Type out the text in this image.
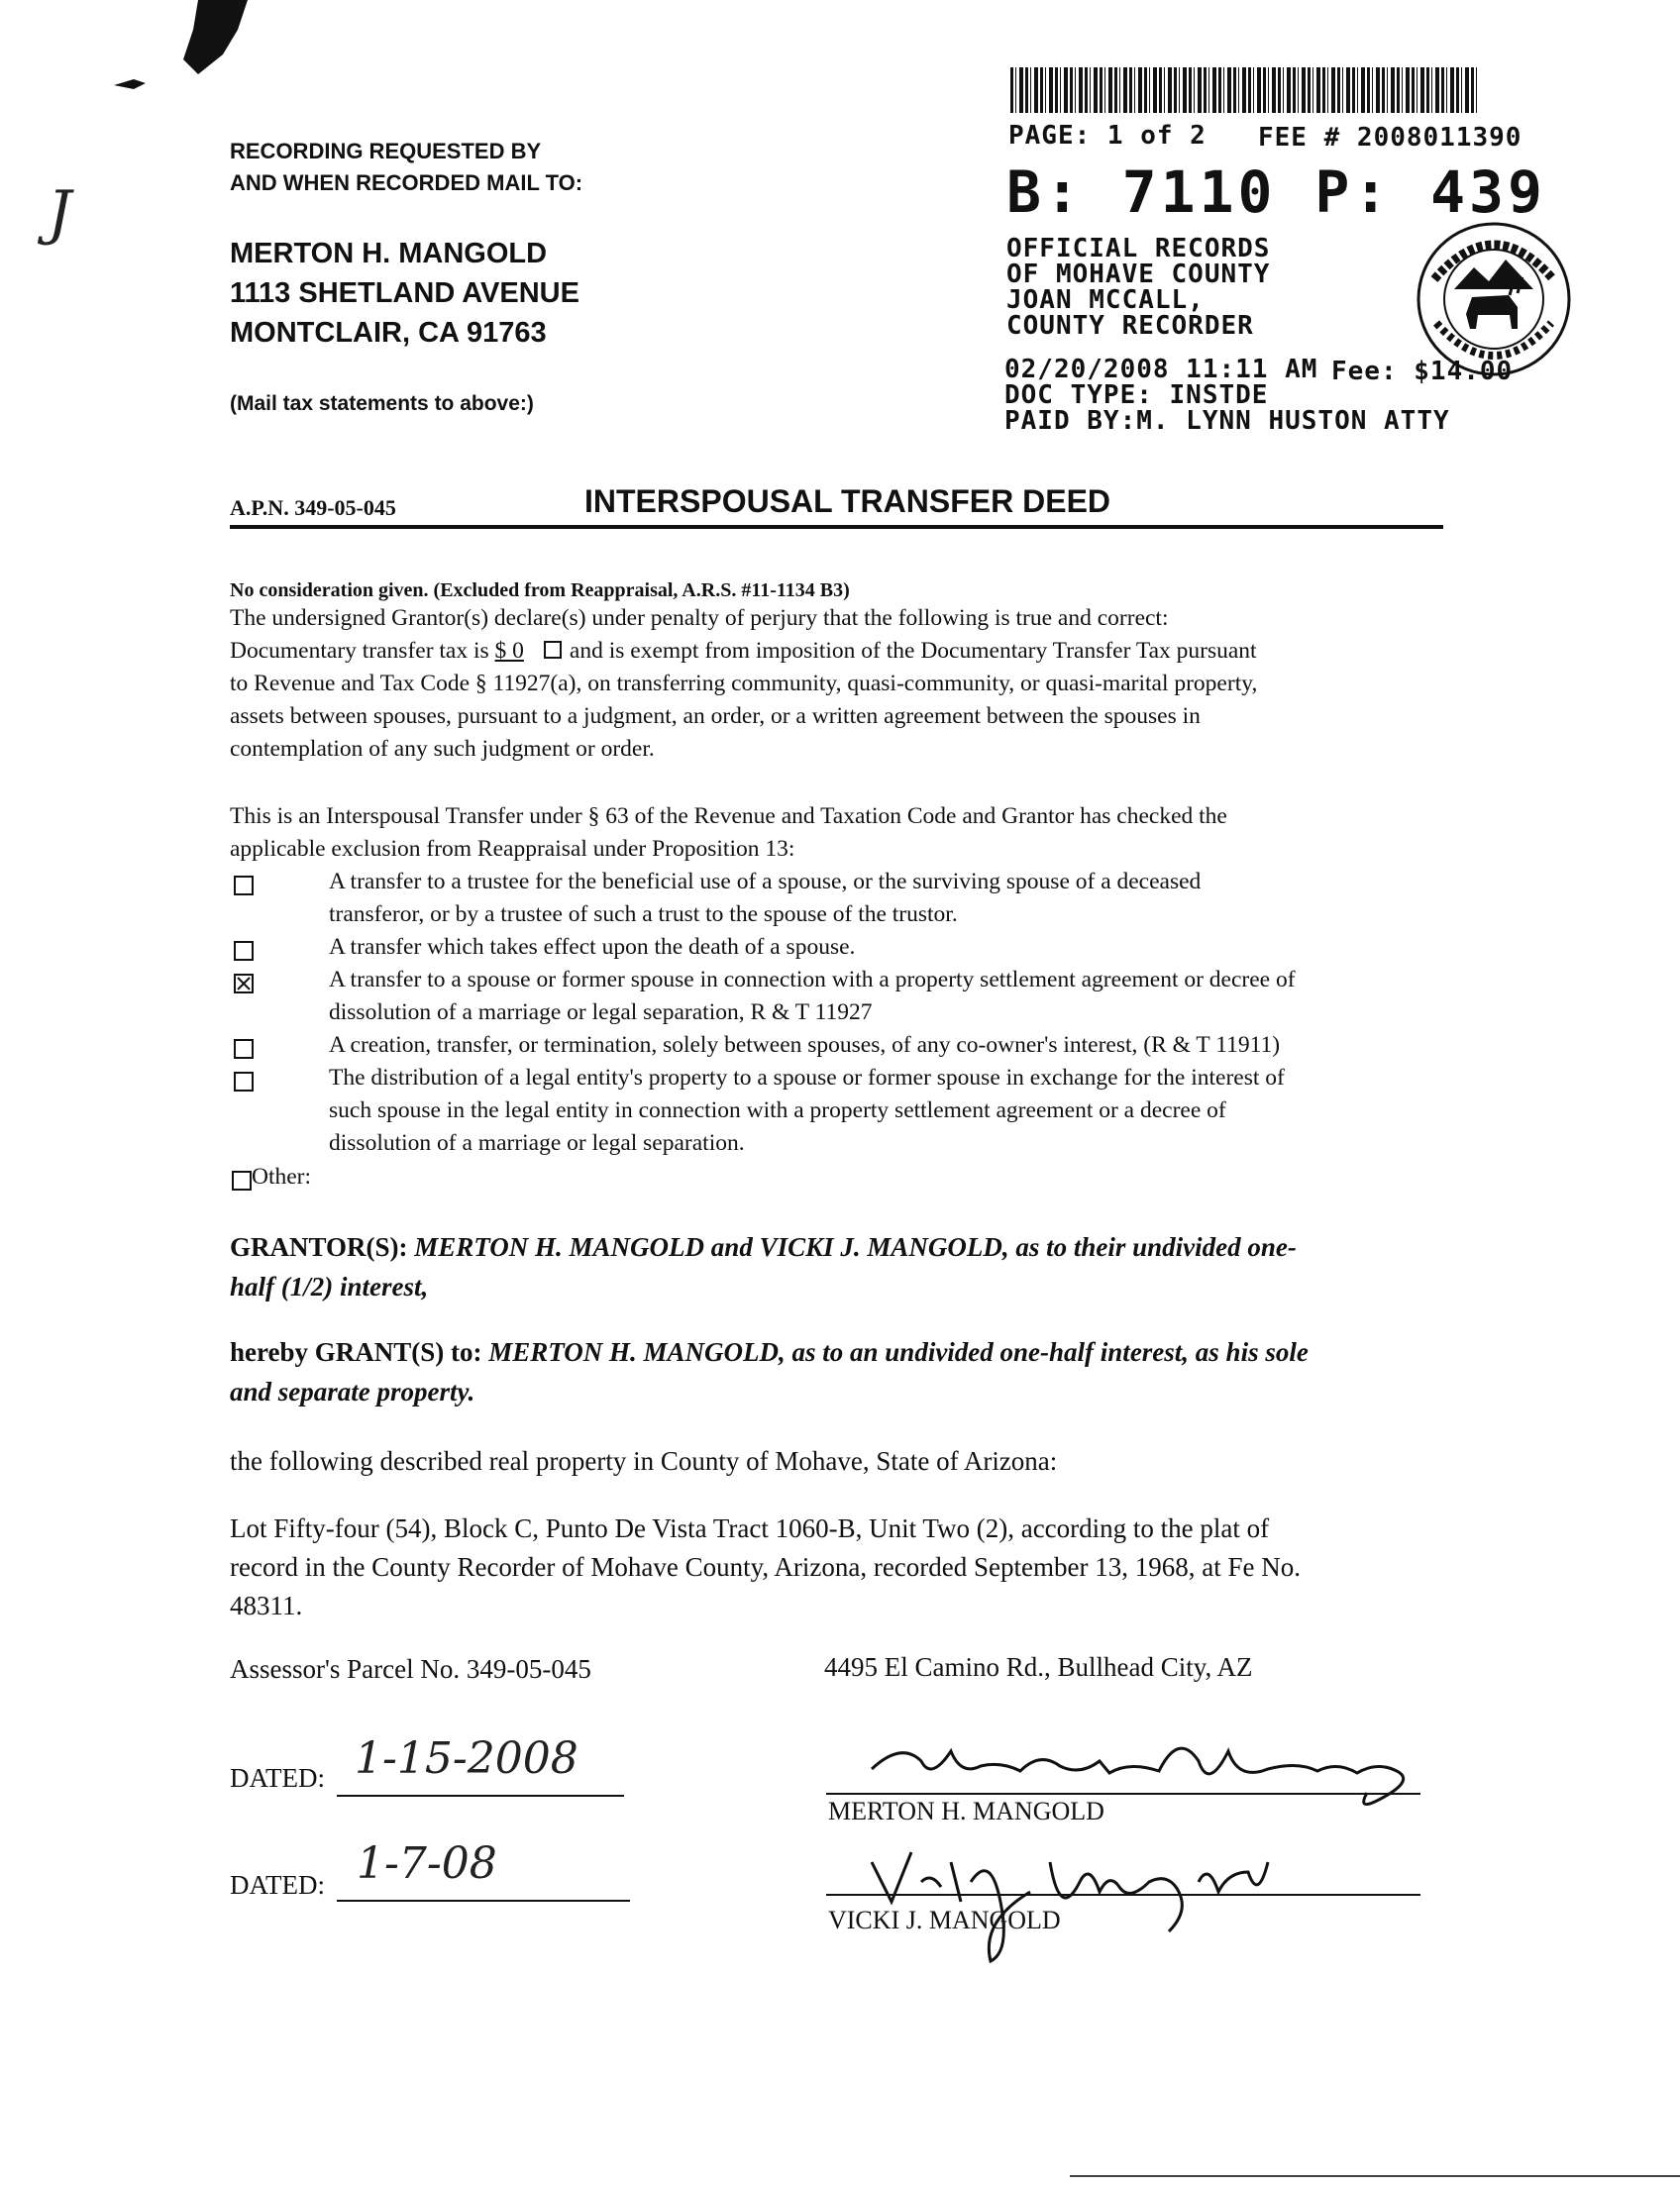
J
RECORDING REQUESTED BY
AND WHEN RECORDED MAIL TO:
MERTON H. MANGOLD
1113 SHETLAND AVENUE
MONTCLAIR, CA 91763
(Mail tax statements to above:)
PAGE: 1 of 2 FEE # 2008011390
B: 7110 P: 439
OFFICIAL RECORDS
OF MOHAVE COUNTY
JOAN MCCALL,
COUNTY RECORDER
02/20/2008 11:11 AM Fee: $14.00
DOC TYPE: INSTDE
PAID BY:M. LYNN HUSTON ATTY
A.P.N. 349-05-045	INTERSPOUSAL TRANSFER DEED
No consideration given. (Excluded from Reappraisal, A.R.S. #11-1134 B3)
The undersigned Grantor(s) declare(s) under penalty of perjury that the following is true and correct:
Documentary transfer tax is $ 0 and is exempt from imposition of the Documentary Transfer Tax pursuant
to Revenue and Tax Code § 11927(a), on transferring community, quasi-community, or quasi-marital property,
assets between spouses, pursuant to a judgment, an order, or a written agreement between the spouses in
contemplation of any such judgment or order.
This is an Interspousal Transfer under § 63 of the Revenue and Taxation Code and Grantor has checked the
applicable exclusion from Reappraisal under Proposition 13:
A transfer to a trustee for the beneficial use of a spouse, or the surviving spouse of a deceased
transferor, or by a trustee of such a trust to the spouse of the trustor.
A transfer which takes effect upon the death of a spouse.
A transfer to a spouse or former spouse in connection with a property settlement agreement or decree of
dissolution of a marriage or legal separation, R & T 11927
A creation, transfer, or termination, solely between spouses, of any co-owner's interest, (R & T 11911)
The distribution of a legal entity's property to a spouse or former spouse in exchange for the interest of
such spouse in the legal entity in connection with a property settlement agreement or a decree of
dissolution of a marriage or legal separation.
Other:
GRANTOR(S): MERTON H. MANGOLD and VICKI J. MANGOLD, as to their undivided one-
half (1/2) interest,
hereby GRANT(S) to: MERTON H. MANGOLD, as to an undivided one-half interest, as his sole
and separate property.
the following described real property in County of Mohave, State of Arizona:
Lot Fifty-four (54), Block C, Punto De Vista Tract 1060-B, Unit Two (2), according to the plat of
record in the County Recorder of Mohave County, Arizona, recorded September 13, 1968, at Fe No.
48311.
Assessor's Parcel No. 349-05-045	4495 El Camino Rd., Bullhead City, AZ
DATED: 1-15-2008
DATED: 1-7-08
MERTON H. MANGOLD
VICKI J. MANGOLD
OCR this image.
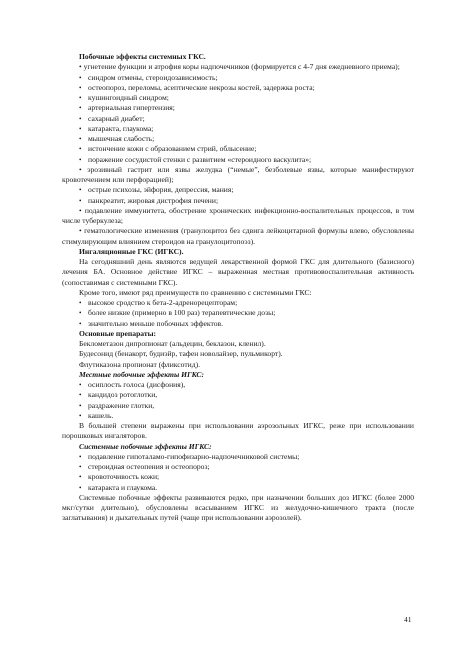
Побочные эффекты системных ГКС.

• угнетение функции и атрофия коры надпочечников (формируется с 4-7 дня ежедневного приема);

• синдром отмены, стероидозависимость;
• остеопороз, переломы, асептические некрозы костей, задержка роста;
• кушингоидный синдром;
• артериальная гипертензия;
• сахарный диабет;
• катаракта, глаукома;
• мышечная слабость;
• истончение кожи с образованием стрий, облысение;
• поражение сосудистой стенки с развитием «стероидного васкулита»;

• эрозивный гастрит или язвы желудка (“немые”, безболевые язвы, которые манифестируют кровотечением или перфорацией);

• острые психозы, эйфория, депрессия, мания;
• панкреатит, жировая дистрофия печени;

• подавление иммунитета, обострение хронических инфекционно-воспалительных процессов, в том числе туберкулеза;

• гематологические изменения (гранулоцитоз без сдвига лейкоцитарной формулы влево, обусловлены стимулирующим влиянием стероидов на гранулоцитопоэз).

Ингаляционные ГКС (ИГКС).

На сегодняшний день являются ведущей лекарственной формой ГКС для длительного (базисного) лечения БА. Основное действие ИГКС – выраженная местная противовоспалительная активность (сопоставимая с системными ГКС).

Кроме того, имеют ряд преимуществ по сравнению с системными ГКС:

• высокое сродство к бета-2-адренорецепторам;
• более низкие (примерно в 100 раз) терапевтические дозы;
• значительно меньше побочных эффектов.

Основные препараты:

Беклометазон дипропионат (альдецин, беклазон, кленил).

Будесонид (бенакорт, будиэйр, тафен новолайзер, пульмикорт).

Флутиказона пропионат (фликсотид).

Местные побочные эффекты ИГКС:

• осиплость голоса (дисфония),
• кандидоз ротоглотки,
• раздражение глотки,
• кашель.

В большей степени выражены при использовании аэрозольных ИГКС, реже при использовании порошковых ингаляторов.

Системные побочные эффекты ИГКС:

• подавление гипоталамо-гипофизарно-надпочечниковой системы;
• стероидная остеопения и остеопороз;
• кровоточивость кожи;
• катаракта и глаукома.

Системные побочные эффекты развиваются редко, при назначении больших доз ИГКС (более 2000 мкг/сутки длительно), обусловлены всасыванием ИГКС из желудочно-кишечного тракта (после заглатывания) и дыхательных путей (чаще при использовании аэрозолей).

41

Required work => From the data above, copy each line that has the string "entity".

Response to the exercise =>
The distribution of a legal entity's property to a spouse or former spouse in exchange for the interest of
such spouse in the legal entity in connection with a property settlement agreement or a decree of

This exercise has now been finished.